Each record below should be output verbatim, without pictures.
=== SUPPLIED RECORDS ===
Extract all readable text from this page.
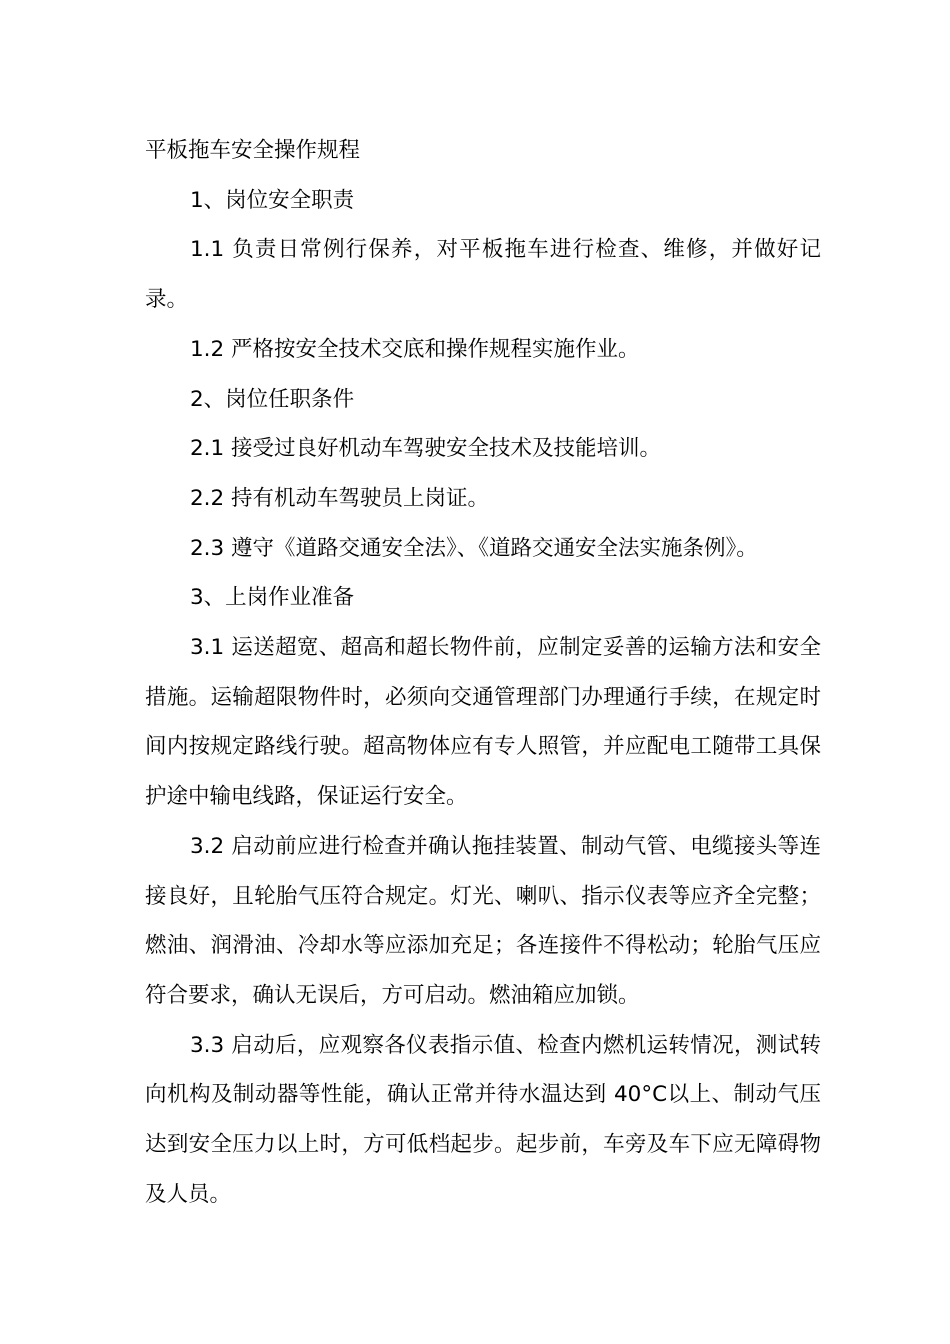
平板拖车安全操作规程

1、岗位安全职责

1.1 负责日常例行保养，对平板拖车进行检查、维修，并做好记录。

1.2 严格按安全技术交底和操作规程实施作业。

2、岗位任职条件

2.1 接受过良好机动车驾驶安全技术及技能培训。

2.2 持有机动车驾驶员上岗证。

2.3 遵守《道路交通安全法》、《道路交通安全法实施条例》。

3、上岗作业准备

3.1 运送超宽、超高和超长物件前，应制定妥善的运输方法和安全措施。运输超限物件时，必须向交通管理部门办理通行手续，在规定时间内按规定路线行驶。超高物体应有专人照管，并应配电工随带工具保护途中输电线路，保证运行安全。

3.2 启动前应进行检查并确认拖挂装置、制动气管、电缆接头等连接良好，且轮胎气压符合规定。灯光、喇叭、指示仪表等应齐全完整；燃油、润滑油、冷却水等应添加充足；各连接件不得松动；轮胎气压应符合要求，确认无误后，方可启动。燃油箱应加锁。

3.3 启动后，应观察各仪表指示值、检查内燃机运转情况，测试转向机构及制动器等性能，确认正常并待水温达到 40°C以上、制动气压达到安全压力以上时，方可低档起步。起步前，车旁及车下应无障碍物及人员。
===
RESULT FOR THIS TASK:
Extract all readable text from this page.
平板拖车安全操作规程

1、岗位安全职责

1.1 负责日常例行保养，对平板拖车进行检查、维修，并做好记录。

1.2 严格按安全技术交底和操作规程实施作业。

2、岗位任职条件

2.1 接受过良好机动车驾驶安全技术及技能培训。

2.2 持有机动车驾驶员上岗证。

2.3 遵守《道路交通安全法》、《道路交通安全法实施条例》。

3、上岗作业准备

3.1 运送超宽、超高和超长物件前，应制定妥善的运输方法和安全措施。运输超限物件时，必须向交通管理部门办理通行手续，在规定时间内按规定路线行驶。超高物体应有专人照管，并应配电工随带工具保护途中输电线路，保证运行安全。

3.2 启动前应进行检查并确认拖挂装置、制动气管、电缆接头等连接良好，且轮胎气压符合规定。灯光、喇叭、指示仪表等应齐全完整；燃油、润滑油、冷却水等应添加充足；各连接件不得松动；轮胎气压应符合要求，确认无误后，方可启动。燃油箱应加锁。

3.3 启动后，应观察各仪表指示值、检查内燃机运转情况，测试转向机构及制动器等性能，确认正常并待水温达到 40°C以上、制动气压达到安全压力以上时，方可低档起步。起步前，车旁及车下应无障碍物及人员。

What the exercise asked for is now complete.